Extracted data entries

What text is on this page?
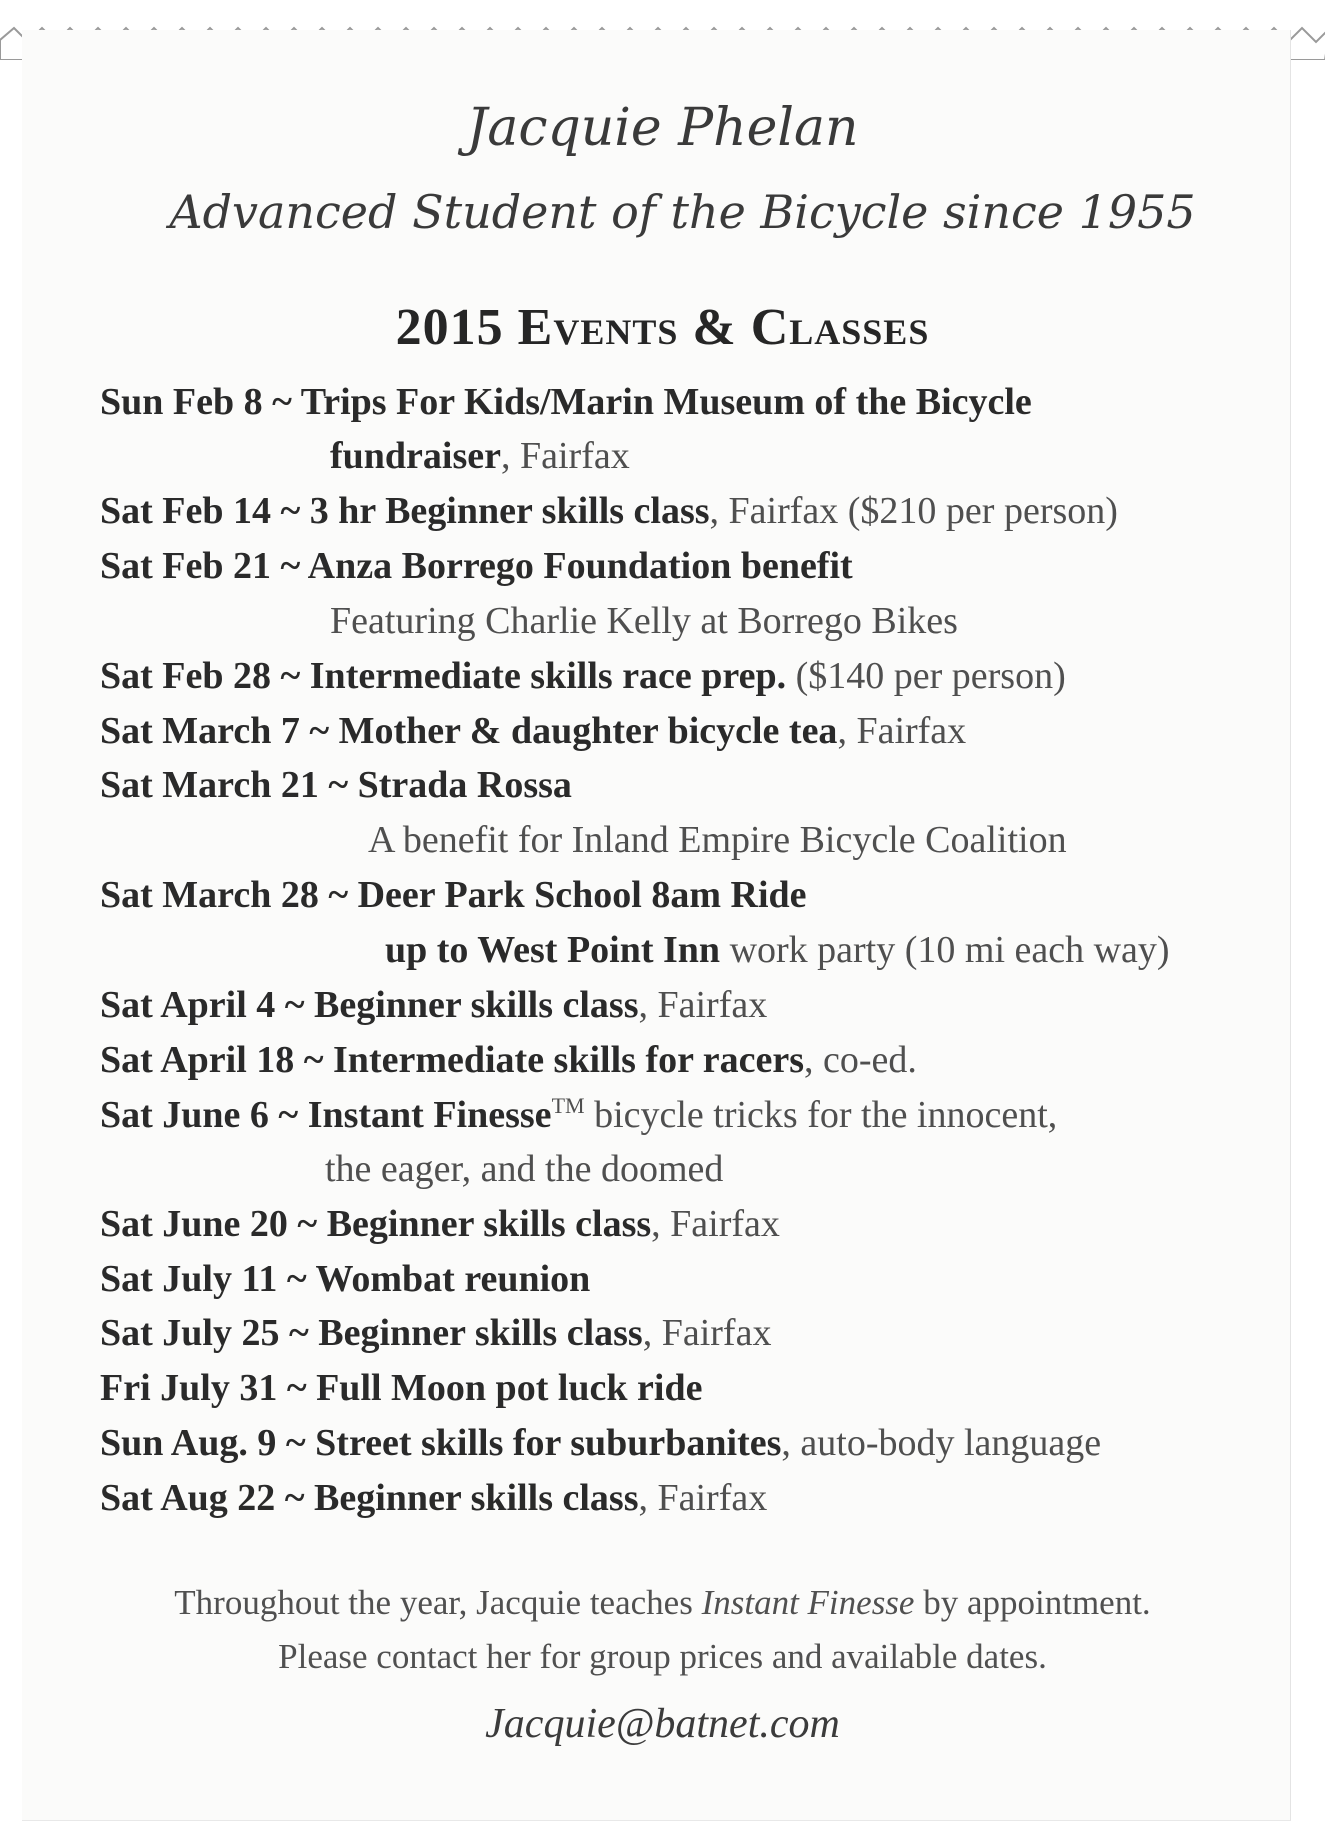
Jacquie Phelan
Advanced Student of the Bicycle since 1955
2015 Events & Classes
Sun Feb 8 ~ Trips For Kids/Marin Museum of the Bicycle
fundraiser, Fairfax
Sat Feb 14 ~ 3 hr Beginner skills class, Fairfax ($210 per person)
Sat Feb 21 ~ Anza Borrego Foundation benefit
Featuring Charlie Kelly at Borrego Bikes
Sat Feb 28 ~ Intermediate skills race prep. ($140 per person)
Sat March 7 ~ Mother & daughter bicycle tea, Fairfax
Sat March 21 ~ Strada Rossa
A benefit for Inland Empire Bicycle Coalition
Sat March 28 ~ Deer Park School 8am Ride
up to West Point Inn work party (10 mi each way)
Sat April 4 ~ Beginner skills class, Fairfax
Sat April 18 ~ Intermediate skills for racers, co-ed.
Sat June 6 ~ Instant Finesse™ bicycle tricks for the innocent,
the eager, and the doomed
Sat June 20 ~ Beginner skills class, Fairfax
Sat July 11 ~ Wombat reunion
Sat July 25 ~ Beginner skills class, Fairfax
Fri July 31 ~ Full Moon pot luck ride
Sun Aug. 9 ~ Street skills for suburbanites, auto-body language
Sat Aug 22 ~ Beginner skills class, Fairfax
Throughout the year, Jacquie teaches Instant Finesse by appointment.
Please contact her for group prices and available dates.
Jacquie@batnet.com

→ **Work required**: Filter the records, keeping only lines that contain "Intermediate", and show those lines.

→ **Output of the exercise**:
Sat Feb 28 ~ Intermediate skills race prep. ($140 per person)
Sat April 18 ~ Intermediate skills for racers, co-ed.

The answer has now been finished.